Dataset listings of figures

□ □ □

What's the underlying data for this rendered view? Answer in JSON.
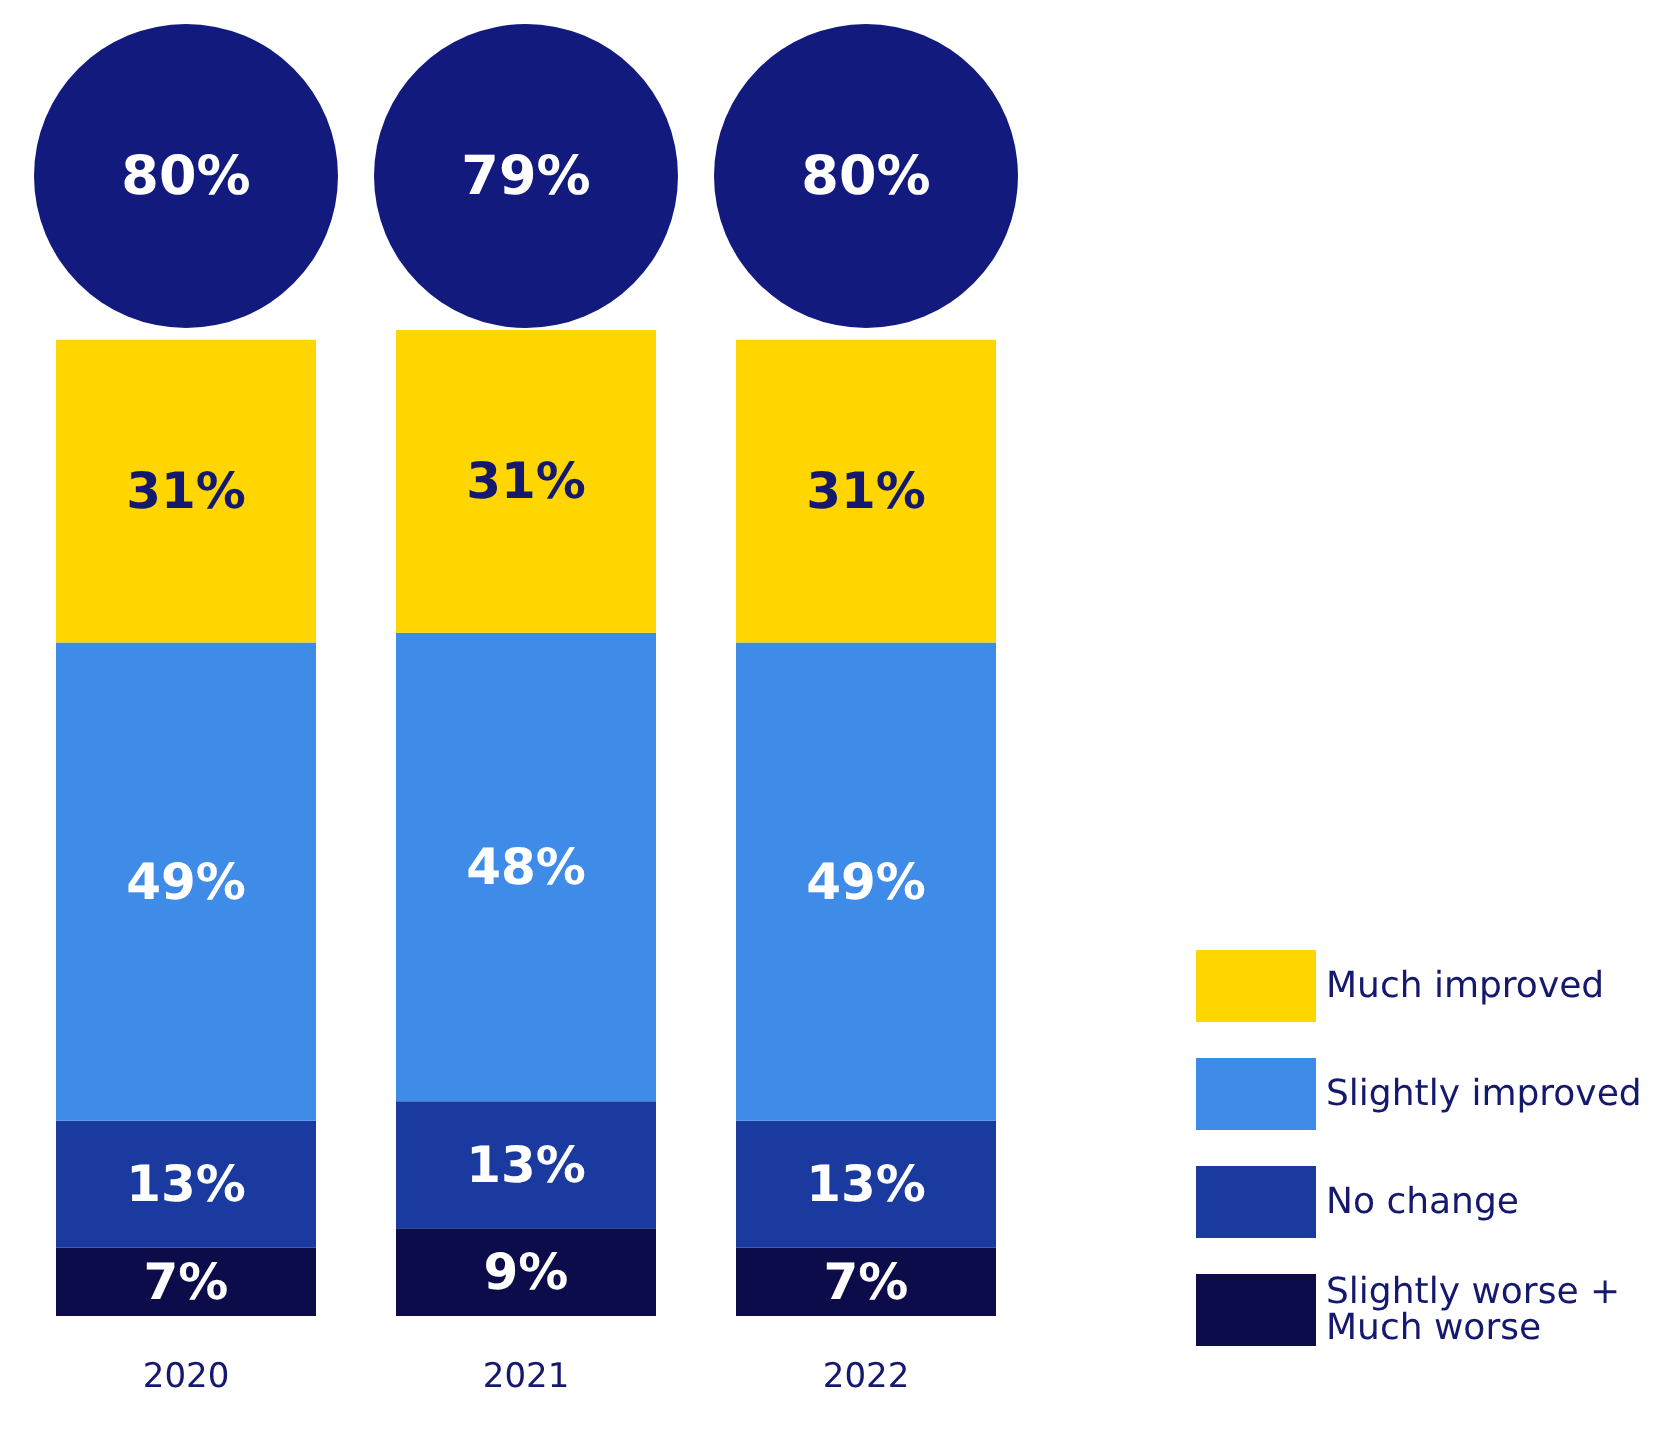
{
  "chart_data": {
    "type": "bar",
    "stacked": true,
    "categories": [
      "2020",
      "2021",
      "2022"
    ],
    "series": [
      {
        "name": "Slightly worse + Much worse",
        "color": "#0c0c4a",
        "values": [
          7,
          9,
          7
        ],
        "value_labels": [
          "7%",
          "9%",
          "7%"
        ]
      },
      {
        "name": "No change",
        "color": "#1a3aa0",
        "values": [
          13,
          13,
          13
        ],
        "value_labels": [
          "13%",
          "13%",
          "13%"
        ]
      },
      {
        "name": "Slightly improved",
        "color": "#3f8ce8",
        "values": [
          49,
          48,
          49
        ],
        "value_labels": [
          "49%",
          "48%",
          "49%"
        ]
      },
      {
        "name": "Much improved",
        "color": "#ffd600",
        "values": [
          31,
          31,
          31
        ],
        "value_labels": [
          "31%",
          "31%",
          "31%"
        ]
      }
    ],
    "annotations": [
      "80%",
      "79%",
      "80%"
    ],
    "legend": "right",
    "grid": false,
    "tick_labels": "x"
  }
}
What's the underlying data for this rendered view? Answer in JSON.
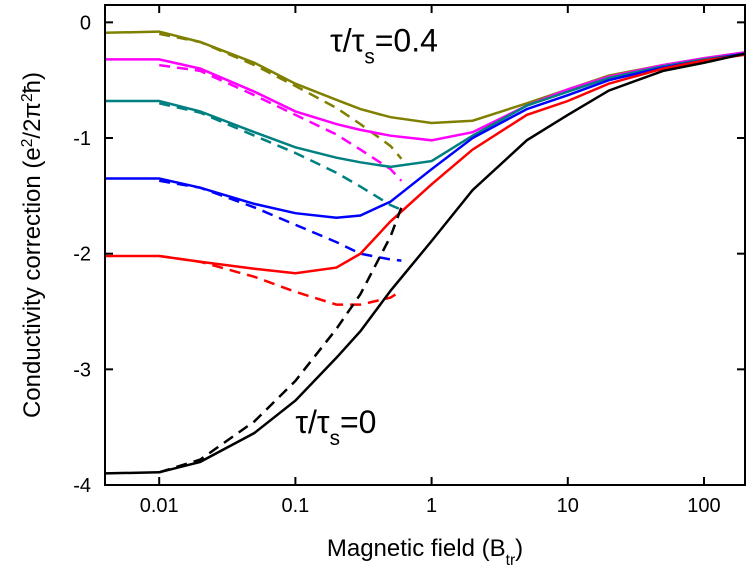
{
  "chart_data": {
    "type": "line",
    "xlabel": [
      {
        "text": "Magnetic field (B"
      },
      {
        "text": "tr",
        "sub": true
      },
      {
        "text": ")"
      }
    ],
    "ylabel": [
      {
        "text": "Conductivity correction (e"
      },
      {
        "text": "2",
        "sup": true
      },
      {
        "text": "/2π"
      },
      {
        "text": "2",
        "sup": true
      },
      {
        "text": "ħ)"
      }
    ],
    "annotations": [
      {
        "parts": [
          {
            "text": "τ/τ"
          },
          {
            "text": "s",
            "sub": true
          },
          {
            "text": "=0.4"
          }
        ],
        "x": 0.18,
        "y": -0.25
      },
      {
        "parts": [
          {
            "text": "τ/τ"
          },
          {
            "text": "s",
            "sub": true
          },
          {
            "text": "=0"
          }
        ],
        "x": 0.1,
        "y": -3.55
      }
    ],
    "xscale": "log",
    "xlim": [
      0.004,
      200
    ],
    "ylim": [
      -4,
      0.15
    ],
    "xticks": [
      0.01,
      0.1,
      1,
      10,
      100
    ],
    "yticks": [
      0,
      -1,
      -2,
      -3,
      -4
    ],
    "series": [
      {
        "color": "#808000",
        "dash": false,
        "x": [
          0.004,
          0.01,
          0.02,
          0.05,
          0.1,
          0.2,
          0.3,
          0.5,
          1,
          2,
          5,
          10,
          20,
          50,
          100,
          200
        ],
        "values": [
          -0.09,
          -0.08,
          -0.17,
          -0.35,
          -0.53,
          -0.67,
          -0.75,
          -0.82,
          -0.87,
          -0.85,
          -0.7,
          -0.58,
          -0.46,
          -0.37,
          -0.31,
          -0.26
        ]
      },
      {
        "color": "#808000",
        "dash": true,
        "x": [
          0.01,
          0.02,
          0.05,
          0.1,
          0.2,
          0.3,
          0.5,
          0.6
        ],
        "values": [
          -0.1,
          -0.17,
          -0.37,
          -0.55,
          -0.74,
          -0.88,
          -1.07,
          -1.18
        ]
      },
      {
        "color": "#ff00ff",
        "dash": false,
        "x": [
          0.004,
          0.01,
          0.02,
          0.05,
          0.1,
          0.2,
          0.3,
          0.5,
          1,
          2,
          5,
          10,
          20,
          50,
          100,
          200
        ],
        "values": [
          -0.32,
          -0.32,
          -0.4,
          -0.6,
          -0.77,
          -0.88,
          -0.93,
          -0.98,
          -1.02,
          -0.95,
          -0.72,
          -0.58,
          -0.47,
          -0.37,
          -0.31,
          -0.26
        ]
      },
      {
        "color": "#ff00ff",
        "dash": true,
        "x": [
          0.01,
          0.02,
          0.05,
          0.1,
          0.2,
          0.3,
          0.5,
          0.6
        ],
        "values": [
          -0.37,
          -0.42,
          -0.63,
          -0.8,
          -0.97,
          -1.1,
          -1.27,
          -1.37
        ]
      },
      {
        "color": "#008080",
        "dash": false,
        "x": [
          0.004,
          0.01,
          0.02,
          0.05,
          0.1,
          0.2,
          0.3,
          0.5,
          1,
          2,
          5,
          10,
          20,
          50,
          100,
          200
        ],
        "values": [
          -0.68,
          -0.68,
          -0.77,
          -0.95,
          -1.08,
          -1.17,
          -1.21,
          -1.25,
          -1.2,
          -0.98,
          -0.72,
          -0.6,
          -0.48,
          -0.38,
          -0.32,
          -0.27
        ]
      },
      {
        "color": "#008080",
        "dash": true,
        "x": [
          0.01,
          0.02,
          0.05,
          0.1,
          0.2,
          0.3,
          0.5,
          0.6
        ],
        "values": [
          -0.7,
          -0.78,
          -0.98,
          -1.13,
          -1.3,
          -1.42,
          -1.58,
          -1.62
        ]
      },
      {
        "color": "#0000ff",
        "dash": false,
        "x": [
          0.004,
          0.01,
          0.02,
          0.05,
          0.1,
          0.2,
          0.3,
          0.5,
          1,
          2,
          5,
          10,
          20,
          50,
          100,
          200
        ],
        "values": [
          -1.35,
          -1.35,
          -1.43,
          -1.57,
          -1.65,
          -1.69,
          -1.67,
          -1.55,
          -1.27,
          -1.0,
          -0.75,
          -0.63,
          -0.5,
          -0.39,
          -0.33,
          -0.27
        ]
      },
      {
        "color": "#0000ff",
        "dash": true,
        "x": [
          0.01,
          0.02,
          0.05,
          0.1,
          0.2,
          0.3,
          0.5,
          0.6
        ],
        "values": [
          -1.37,
          -1.43,
          -1.6,
          -1.75,
          -1.9,
          -2.0,
          -2.05,
          -2.06
        ]
      },
      {
        "color": "#ff0000",
        "dash": false,
        "x": [
          0.004,
          0.01,
          0.02,
          0.05,
          0.1,
          0.2,
          0.3,
          0.5,
          1,
          2,
          5,
          10,
          20,
          50,
          100,
          200
        ],
        "values": [
          -2.02,
          -2.02,
          -2.07,
          -2.13,
          -2.17,
          -2.12,
          -2.0,
          -1.72,
          -1.4,
          -1.1,
          -0.8,
          -0.68,
          -0.53,
          -0.4,
          -0.33,
          -0.28
        ]
      },
      {
        "color": "#ff0000",
        "dash": true,
        "x": [
          0.01,
          0.02,
          0.05,
          0.1,
          0.2,
          0.3,
          0.5,
          0.6
        ],
        "values": [
          -2.02,
          -2.07,
          -2.2,
          -2.33,
          -2.44,
          -2.44,
          -2.38,
          -2.32
        ]
      },
      {
        "color": "#000000",
        "dash": false,
        "x": [
          0.004,
          0.01,
          0.02,
          0.05,
          0.1,
          0.2,
          0.3,
          0.5,
          1,
          2,
          5,
          10,
          20,
          50,
          100,
          200
        ],
        "values": [
          -3.9,
          -3.89,
          -3.8,
          -3.55,
          -3.27,
          -2.9,
          -2.67,
          -2.32,
          -1.89,
          -1.45,
          -1.02,
          -0.8,
          -0.59,
          -0.42,
          -0.35,
          -0.27
        ]
      },
      {
        "color": "#000000",
        "dash": true,
        "x": [
          0.01,
          0.02,
          0.05,
          0.1,
          0.2,
          0.3,
          0.5,
          0.6
        ],
        "values": [
          -3.89,
          -3.78,
          -3.45,
          -3.1,
          -2.65,
          -2.35,
          -1.85,
          -1.6
        ]
      }
    ]
  }
}
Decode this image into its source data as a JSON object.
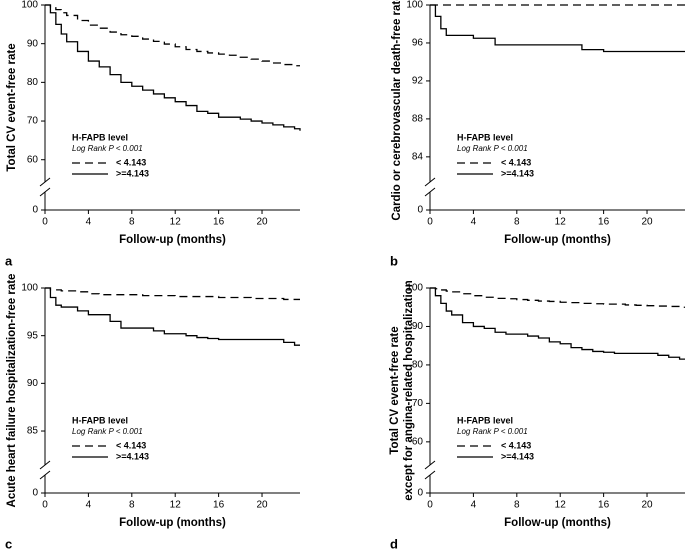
{
  "chart_data": [
    {
      "type": "line",
      "panel": "a",
      "ylabel": [
        "Total CV event-free rate"
      ],
      "xlabel": "Follow-up (months)",
      "legend_title": "H-FAPB level",
      "legend_subtitle": "Log Rank P < 0.001",
      "xlim": [
        0,
        23.5
      ],
      "xticks": [
        0,
        4,
        8,
        12,
        16,
        20
      ],
      "ylim": [
        47,
        100
      ],
      "yticks": [
        0,
        60,
        70,
        80,
        90,
        100
      ],
      "y_break": true,
      "x": [
        0,
        0.5,
        1,
        1.5,
        2,
        3,
        4,
        5,
        6,
        7,
        8,
        9,
        10,
        11,
        12,
        13,
        14,
        15,
        16,
        17,
        18,
        19,
        20,
        21,
        22,
        23,
        23.5
      ],
      "series": [
        {
          "name": "< 4.143",
          "color": "#000000",
          "dash": true,
          "values": [
            100,
            99.5,
            98.8,
            98,
            97.3,
            96,
            94.8,
            94,
            93,
            92.3,
            91.9,
            91.2,
            90.6,
            89.9,
            89.2,
            88.5,
            88,
            87.6,
            87.3,
            87,
            86.5,
            86,
            85.5,
            85,
            84.6,
            84.3,
            84.3
          ]
        },
        {
          "name": ">=4.143",
          "color": "#000000",
          "dash": false,
          "values": [
            100,
            98,
            95,
            92.5,
            90.5,
            88,
            85.5,
            84,
            82,
            80,
            79,
            78,
            77,
            76,
            75,
            74,
            72.5,
            72,
            71,
            71,
            70.5,
            70,
            69.5,
            69,
            68.5,
            68,
            67.5
          ]
        }
      ]
    },
    {
      "type": "line",
      "panel": "b",
      "ylabel": [
        "Cardio or cerebrovascular death-free rate"
      ],
      "xlabel": "Follow-up (months)",
      "legend_title": "H-FAPB level",
      "legend_subtitle": "Log Rank P < 0.001",
      "xlim": [
        0,
        23.5
      ],
      "xticks": [
        0,
        4,
        8,
        12,
        16,
        20
      ],
      "ylim": [
        78.4,
        100
      ],
      "yticks": [
        0,
        84,
        88,
        92,
        96,
        100
      ],
      "y_break": true,
      "x": [
        0,
        0.5,
        1,
        1.5,
        2,
        3,
        4,
        5,
        6,
        7,
        8,
        9,
        10,
        11,
        12,
        13,
        14,
        15,
        16,
        17,
        18,
        19,
        20,
        21,
        22,
        23,
        23.5
      ],
      "series": [
        {
          "name": "< 4.143",
          "color": "#000000",
          "dash": true,
          "values": [
            100,
            100,
            100,
            100,
            100,
            100,
            100,
            100,
            100,
            100,
            100,
            100,
            100,
            100,
            100,
            100,
            100,
            100,
            100,
            100,
            100,
            100,
            100,
            100,
            100,
            100,
            100
          ]
        },
        {
          "name": ">=4.143",
          "color": "#000000",
          "dash": false,
          "values": [
            100,
            98.8,
            97.5,
            96.8,
            96.8,
            96.8,
            96.5,
            96.5,
            95.8,
            95.8,
            95.8,
            95.8,
            95.8,
            95.8,
            95.8,
            95.8,
            95.3,
            95.3,
            95.1,
            95.1,
            95.1,
            95.1,
            95.1,
            95.1,
            95.1,
            95.1,
            95.1
          ]
        }
      ]
    },
    {
      "type": "line",
      "panel": "c",
      "ylabel": [
        "Acute heart failure hospitalization-free rate"
      ],
      "xlabel": "Follow-up (months)",
      "legend_title": "H-FAPB level",
      "legend_subtitle": "Log Rank P < 0.001",
      "xlim": [
        0,
        23.5
      ],
      "xticks": [
        0,
        4,
        8,
        12,
        16,
        20
      ],
      "ylim": [
        78.5,
        100
      ],
      "yticks": [
        0,
        85,
        90,
        95,
        100
      ],
      "y_break": true,
      "x": [
        0,
        0.5,
        1,
        1.5,
        2,
        3,
        4,
        5,
        6,
        7,
        8,
        9,
        10,
        11,
        12,
        13,
        14,
        15,
        16,
        17,
        18,
        19,
        20,
        21,
        22,
        23,
        23.5
      ],
      "series": [
        {
          "name": "< 4.143",
          "color": "#000000",
          "dash": true,
          "values": [
            100,
            99.8,
            99.8,
            99.7,
            99.7,
            99.6,
            99.4,
            99.3,
            99.3,
            99.3,
            99.3,
            99.2,
            99.2,
            99.2,
            99.1,
            99.1,
            99.1,
            99.1,
            99,
            99,
            99,
            98.9,
            98.9,
            98.9,
            98.8,
            98.8,
            98.8
          ]
        },
        {
          "name": ">=4.143",
          "color": "#000000",
          "dash": false,
          "values": [
            100,
            99,
            98.2,
            98,
            98,
            97.6,
            97.2,
            97.2,
            96.5,
            95.8,
            95.8,
            95.8,
            95.5,
            95.2,
            95.2,
            95,
            94.8,
            94.7,
            94.6,
            94.6,
            94.6,
            94.6,
            94.6,
            94.6,
            94.3,
            94,
            94
          ]
        }
      ]
    },
    {
      "type": "line",
      "panel": "d",
      "ylabel": [
        "Total CV event-free rate",
        "except for angina-related hospitalization"
      ],
      "xlabel": "Follow-up (months)",
      "legend_title": "H-FAPB level",
      "legend_subtitle": "Log Rank P < 0.001",
      "xlim": [
        0,
        23.5
      ],
      "xticks": [
        0,
        4,
        8,
        12,
        16,
        20
      ],
      "ylim": [
        46.7,
        100
      ],
      "yticks": [
        0,
        60,
        70,
        80,
        90,
        100
      ],
      "y_break": true,
      "x": [
        0,
        0.5,
        1,
        1.5,
        2,
        3,
        4,
        5,
        6,
        7,
        8,
        9,
        10,
        11,
        12,
        13,
        14,
        15,
        16,
        17,
        18,
        19,
        20,
        21,
        22,
        23,
        23.5
      ],
      "series": [
        {
          "name": "< 4.143",
          "color": "#000000",
          "dash": true,
          "values": [
            100,
            99.8,
            99.5,
            99.2,
            99,
            98.5,
            98,
            97.6,
            97.3,
            97.2,
            97,
            96.8,
            96.6,
            96.5,
            96.3,
            96.2,
            96,
            95.9,
            95.8,
            95.8,
            95.6,
            95.5,
            95.4,
            95.3,
            95.2,
            95,
            95
          ]
        },
        {
          "name": ">=4.143",
          "color": "#000000",
          "dash": false,
          "values": [
            100,
            98,
            96,
            94,
            93,
            91,
            90,
            89.5,
            88.5,
            88,
            88,
            87.5,
            87,
            86,
            85.5,
            84.5,
            84,
            83.5,
            83.3,
            83,
            83,
            83,
            83,
            82.5,
            82,
            81.5,
            81.5
          ]
        }
      ]
    }
  ]
}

□ □ □

* **Task description**
Filter the records down to the lines that contain the string "Much", and copy those lines.

* **Response to the task**
        "name": "Slightly worse + Much worse",
        "name": "Much improved",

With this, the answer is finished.